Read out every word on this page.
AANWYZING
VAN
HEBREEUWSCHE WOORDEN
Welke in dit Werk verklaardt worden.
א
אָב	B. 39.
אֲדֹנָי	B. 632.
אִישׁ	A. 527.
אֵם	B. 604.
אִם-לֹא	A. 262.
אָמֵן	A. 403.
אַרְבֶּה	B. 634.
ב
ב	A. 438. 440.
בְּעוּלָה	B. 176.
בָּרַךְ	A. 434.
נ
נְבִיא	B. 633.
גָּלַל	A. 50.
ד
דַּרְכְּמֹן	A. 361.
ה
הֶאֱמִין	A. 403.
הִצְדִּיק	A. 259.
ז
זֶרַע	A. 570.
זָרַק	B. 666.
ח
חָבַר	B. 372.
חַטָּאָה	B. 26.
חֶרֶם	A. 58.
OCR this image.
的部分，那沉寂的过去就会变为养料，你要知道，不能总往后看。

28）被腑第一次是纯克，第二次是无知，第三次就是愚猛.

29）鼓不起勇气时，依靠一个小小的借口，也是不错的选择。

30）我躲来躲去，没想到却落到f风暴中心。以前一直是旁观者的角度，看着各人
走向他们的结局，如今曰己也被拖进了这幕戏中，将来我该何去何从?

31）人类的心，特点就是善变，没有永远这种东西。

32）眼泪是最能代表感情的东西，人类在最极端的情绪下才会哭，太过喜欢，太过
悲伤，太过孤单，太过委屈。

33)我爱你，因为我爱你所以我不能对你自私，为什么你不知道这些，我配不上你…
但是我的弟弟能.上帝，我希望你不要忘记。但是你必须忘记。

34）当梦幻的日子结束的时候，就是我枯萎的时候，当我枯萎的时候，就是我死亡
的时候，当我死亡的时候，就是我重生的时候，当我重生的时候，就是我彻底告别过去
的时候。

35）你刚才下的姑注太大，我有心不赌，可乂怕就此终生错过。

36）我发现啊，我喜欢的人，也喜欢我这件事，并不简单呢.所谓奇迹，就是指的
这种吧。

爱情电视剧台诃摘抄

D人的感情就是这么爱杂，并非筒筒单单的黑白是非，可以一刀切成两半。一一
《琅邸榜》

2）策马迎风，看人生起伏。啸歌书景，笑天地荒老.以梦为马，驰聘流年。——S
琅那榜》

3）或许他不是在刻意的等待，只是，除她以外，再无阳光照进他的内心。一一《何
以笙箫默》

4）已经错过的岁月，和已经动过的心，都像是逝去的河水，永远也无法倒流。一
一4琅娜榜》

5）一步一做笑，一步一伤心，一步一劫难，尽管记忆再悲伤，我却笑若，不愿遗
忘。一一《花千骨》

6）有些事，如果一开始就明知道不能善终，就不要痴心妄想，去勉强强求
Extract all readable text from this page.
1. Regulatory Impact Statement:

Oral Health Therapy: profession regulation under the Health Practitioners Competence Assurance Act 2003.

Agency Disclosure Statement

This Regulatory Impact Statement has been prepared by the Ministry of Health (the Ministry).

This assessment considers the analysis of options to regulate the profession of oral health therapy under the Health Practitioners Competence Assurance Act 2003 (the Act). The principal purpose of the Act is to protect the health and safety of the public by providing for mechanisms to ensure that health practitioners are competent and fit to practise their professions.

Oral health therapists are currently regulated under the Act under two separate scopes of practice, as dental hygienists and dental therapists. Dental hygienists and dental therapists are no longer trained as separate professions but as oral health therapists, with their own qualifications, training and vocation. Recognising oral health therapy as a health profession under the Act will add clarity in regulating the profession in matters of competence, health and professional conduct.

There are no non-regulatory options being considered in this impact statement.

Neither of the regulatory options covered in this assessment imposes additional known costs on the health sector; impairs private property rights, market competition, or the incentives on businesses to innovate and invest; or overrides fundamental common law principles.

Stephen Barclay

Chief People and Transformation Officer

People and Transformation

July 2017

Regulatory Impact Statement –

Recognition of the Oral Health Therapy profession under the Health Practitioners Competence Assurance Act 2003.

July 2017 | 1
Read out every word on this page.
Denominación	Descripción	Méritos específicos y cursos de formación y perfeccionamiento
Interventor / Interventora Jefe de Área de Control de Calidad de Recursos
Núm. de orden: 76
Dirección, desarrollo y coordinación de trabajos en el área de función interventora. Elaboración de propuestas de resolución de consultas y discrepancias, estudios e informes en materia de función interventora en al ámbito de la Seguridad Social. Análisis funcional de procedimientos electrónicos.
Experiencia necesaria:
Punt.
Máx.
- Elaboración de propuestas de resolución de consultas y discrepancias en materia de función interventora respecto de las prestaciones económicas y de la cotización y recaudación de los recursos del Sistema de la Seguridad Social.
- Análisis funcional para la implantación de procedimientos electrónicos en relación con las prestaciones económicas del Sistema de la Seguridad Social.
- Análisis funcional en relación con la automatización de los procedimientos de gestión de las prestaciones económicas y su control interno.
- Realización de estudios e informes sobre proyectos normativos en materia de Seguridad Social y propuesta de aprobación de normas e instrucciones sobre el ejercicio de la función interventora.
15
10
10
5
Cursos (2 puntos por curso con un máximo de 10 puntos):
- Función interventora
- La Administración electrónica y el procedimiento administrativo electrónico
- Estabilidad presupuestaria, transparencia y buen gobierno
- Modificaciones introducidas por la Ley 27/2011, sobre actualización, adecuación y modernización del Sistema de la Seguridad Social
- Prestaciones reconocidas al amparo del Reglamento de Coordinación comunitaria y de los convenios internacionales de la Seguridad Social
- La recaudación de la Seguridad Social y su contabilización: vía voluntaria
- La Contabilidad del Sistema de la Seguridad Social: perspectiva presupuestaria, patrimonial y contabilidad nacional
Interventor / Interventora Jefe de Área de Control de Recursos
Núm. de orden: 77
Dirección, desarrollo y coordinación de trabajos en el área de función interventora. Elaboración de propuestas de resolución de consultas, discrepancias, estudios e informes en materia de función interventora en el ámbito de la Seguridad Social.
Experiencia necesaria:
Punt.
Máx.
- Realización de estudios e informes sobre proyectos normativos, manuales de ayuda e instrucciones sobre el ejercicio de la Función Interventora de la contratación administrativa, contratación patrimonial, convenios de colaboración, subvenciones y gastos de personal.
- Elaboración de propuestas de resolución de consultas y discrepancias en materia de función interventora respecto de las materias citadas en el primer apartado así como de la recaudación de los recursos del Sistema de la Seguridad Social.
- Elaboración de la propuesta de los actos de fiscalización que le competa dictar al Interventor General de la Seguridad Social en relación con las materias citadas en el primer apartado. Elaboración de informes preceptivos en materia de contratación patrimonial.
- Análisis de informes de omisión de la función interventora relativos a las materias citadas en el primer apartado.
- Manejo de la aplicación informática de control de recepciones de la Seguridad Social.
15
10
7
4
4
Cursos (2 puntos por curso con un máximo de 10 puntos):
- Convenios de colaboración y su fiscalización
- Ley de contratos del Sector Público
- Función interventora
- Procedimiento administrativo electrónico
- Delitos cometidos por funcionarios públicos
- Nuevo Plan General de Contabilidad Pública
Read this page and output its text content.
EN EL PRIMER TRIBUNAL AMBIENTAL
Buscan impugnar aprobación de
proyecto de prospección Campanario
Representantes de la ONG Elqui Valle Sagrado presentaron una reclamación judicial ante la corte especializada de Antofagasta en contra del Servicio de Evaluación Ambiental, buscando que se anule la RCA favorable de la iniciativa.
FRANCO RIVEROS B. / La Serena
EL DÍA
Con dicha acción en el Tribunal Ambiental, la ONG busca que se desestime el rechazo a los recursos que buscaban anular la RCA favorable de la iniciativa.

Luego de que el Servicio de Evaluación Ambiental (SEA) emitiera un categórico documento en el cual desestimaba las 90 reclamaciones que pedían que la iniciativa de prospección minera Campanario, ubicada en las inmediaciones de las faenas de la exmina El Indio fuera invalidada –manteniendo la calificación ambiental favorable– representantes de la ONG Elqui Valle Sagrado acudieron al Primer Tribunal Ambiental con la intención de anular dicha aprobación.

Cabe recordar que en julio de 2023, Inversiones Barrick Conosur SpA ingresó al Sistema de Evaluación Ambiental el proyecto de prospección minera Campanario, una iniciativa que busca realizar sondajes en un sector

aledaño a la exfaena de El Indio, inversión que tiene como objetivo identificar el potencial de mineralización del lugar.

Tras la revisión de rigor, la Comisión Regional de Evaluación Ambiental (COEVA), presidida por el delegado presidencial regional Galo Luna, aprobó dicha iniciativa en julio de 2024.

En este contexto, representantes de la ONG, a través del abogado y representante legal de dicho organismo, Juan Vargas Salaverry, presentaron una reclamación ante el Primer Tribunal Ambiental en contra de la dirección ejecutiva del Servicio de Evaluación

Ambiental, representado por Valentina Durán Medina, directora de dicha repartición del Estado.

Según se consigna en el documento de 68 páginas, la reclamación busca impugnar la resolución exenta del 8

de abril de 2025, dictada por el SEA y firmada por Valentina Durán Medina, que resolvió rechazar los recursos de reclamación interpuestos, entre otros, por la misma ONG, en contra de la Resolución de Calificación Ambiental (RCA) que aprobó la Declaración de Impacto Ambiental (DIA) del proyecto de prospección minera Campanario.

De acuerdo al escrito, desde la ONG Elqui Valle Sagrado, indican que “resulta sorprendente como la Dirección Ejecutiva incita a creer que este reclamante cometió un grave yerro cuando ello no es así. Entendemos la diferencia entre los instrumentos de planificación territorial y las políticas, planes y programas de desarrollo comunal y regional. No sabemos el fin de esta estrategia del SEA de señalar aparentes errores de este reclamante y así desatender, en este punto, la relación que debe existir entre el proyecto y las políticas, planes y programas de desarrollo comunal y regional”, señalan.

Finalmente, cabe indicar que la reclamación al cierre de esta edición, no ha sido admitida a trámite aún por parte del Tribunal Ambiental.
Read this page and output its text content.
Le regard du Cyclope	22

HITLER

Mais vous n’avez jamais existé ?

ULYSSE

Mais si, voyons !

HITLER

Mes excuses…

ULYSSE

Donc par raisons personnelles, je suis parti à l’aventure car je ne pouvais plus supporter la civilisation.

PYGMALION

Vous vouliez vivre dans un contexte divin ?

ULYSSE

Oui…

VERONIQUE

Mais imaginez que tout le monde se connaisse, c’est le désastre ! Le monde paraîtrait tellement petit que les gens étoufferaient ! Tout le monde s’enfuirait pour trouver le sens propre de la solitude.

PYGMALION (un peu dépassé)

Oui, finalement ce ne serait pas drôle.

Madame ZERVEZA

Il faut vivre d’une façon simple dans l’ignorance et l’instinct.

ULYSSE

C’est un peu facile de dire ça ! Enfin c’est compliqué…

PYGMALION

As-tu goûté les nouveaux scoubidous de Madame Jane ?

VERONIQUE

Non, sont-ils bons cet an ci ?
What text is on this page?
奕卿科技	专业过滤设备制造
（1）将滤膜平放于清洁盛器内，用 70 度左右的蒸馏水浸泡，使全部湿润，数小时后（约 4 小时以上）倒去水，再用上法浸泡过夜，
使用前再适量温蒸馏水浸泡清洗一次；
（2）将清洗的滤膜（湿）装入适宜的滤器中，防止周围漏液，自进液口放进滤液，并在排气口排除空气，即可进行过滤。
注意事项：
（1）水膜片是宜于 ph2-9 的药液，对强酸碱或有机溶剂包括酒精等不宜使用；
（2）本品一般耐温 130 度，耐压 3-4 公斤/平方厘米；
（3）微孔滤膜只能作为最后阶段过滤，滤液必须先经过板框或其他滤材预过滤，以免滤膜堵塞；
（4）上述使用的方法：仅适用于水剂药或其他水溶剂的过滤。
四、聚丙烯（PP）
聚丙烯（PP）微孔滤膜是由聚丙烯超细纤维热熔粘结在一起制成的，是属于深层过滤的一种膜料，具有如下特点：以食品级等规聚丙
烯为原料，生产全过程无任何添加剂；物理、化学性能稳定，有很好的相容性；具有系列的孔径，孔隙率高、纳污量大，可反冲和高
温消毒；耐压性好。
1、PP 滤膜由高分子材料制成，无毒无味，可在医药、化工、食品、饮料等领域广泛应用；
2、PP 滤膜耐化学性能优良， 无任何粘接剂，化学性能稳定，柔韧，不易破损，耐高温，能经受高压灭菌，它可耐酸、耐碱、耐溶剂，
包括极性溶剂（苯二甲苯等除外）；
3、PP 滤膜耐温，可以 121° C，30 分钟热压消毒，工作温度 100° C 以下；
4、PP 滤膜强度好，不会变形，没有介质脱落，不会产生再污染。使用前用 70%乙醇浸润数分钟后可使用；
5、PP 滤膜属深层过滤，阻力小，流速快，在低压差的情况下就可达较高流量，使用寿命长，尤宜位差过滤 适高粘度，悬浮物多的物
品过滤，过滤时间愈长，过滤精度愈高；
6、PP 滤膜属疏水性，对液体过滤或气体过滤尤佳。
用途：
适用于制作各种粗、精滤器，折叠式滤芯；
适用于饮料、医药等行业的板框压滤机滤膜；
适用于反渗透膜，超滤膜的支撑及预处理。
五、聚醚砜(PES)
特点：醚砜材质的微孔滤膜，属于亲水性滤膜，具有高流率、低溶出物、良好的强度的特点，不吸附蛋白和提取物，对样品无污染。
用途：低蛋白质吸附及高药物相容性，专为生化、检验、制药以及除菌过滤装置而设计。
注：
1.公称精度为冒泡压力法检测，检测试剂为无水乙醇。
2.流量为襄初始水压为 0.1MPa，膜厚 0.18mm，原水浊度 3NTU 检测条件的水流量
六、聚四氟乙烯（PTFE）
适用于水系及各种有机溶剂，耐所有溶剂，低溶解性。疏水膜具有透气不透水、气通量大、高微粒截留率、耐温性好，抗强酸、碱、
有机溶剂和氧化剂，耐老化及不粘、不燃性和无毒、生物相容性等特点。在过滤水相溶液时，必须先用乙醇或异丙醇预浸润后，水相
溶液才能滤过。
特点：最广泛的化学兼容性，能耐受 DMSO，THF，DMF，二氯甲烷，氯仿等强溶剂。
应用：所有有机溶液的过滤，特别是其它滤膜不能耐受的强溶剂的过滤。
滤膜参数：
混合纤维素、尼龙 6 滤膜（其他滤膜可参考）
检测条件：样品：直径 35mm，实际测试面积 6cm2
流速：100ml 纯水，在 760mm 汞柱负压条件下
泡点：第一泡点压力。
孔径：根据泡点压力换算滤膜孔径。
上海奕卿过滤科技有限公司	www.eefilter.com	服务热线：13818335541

---+---

WHAT YOU SHOULD DO> Report how many lines of the listing hold the word "materias", with nothing but the number.

EXERCISE RESULT> 3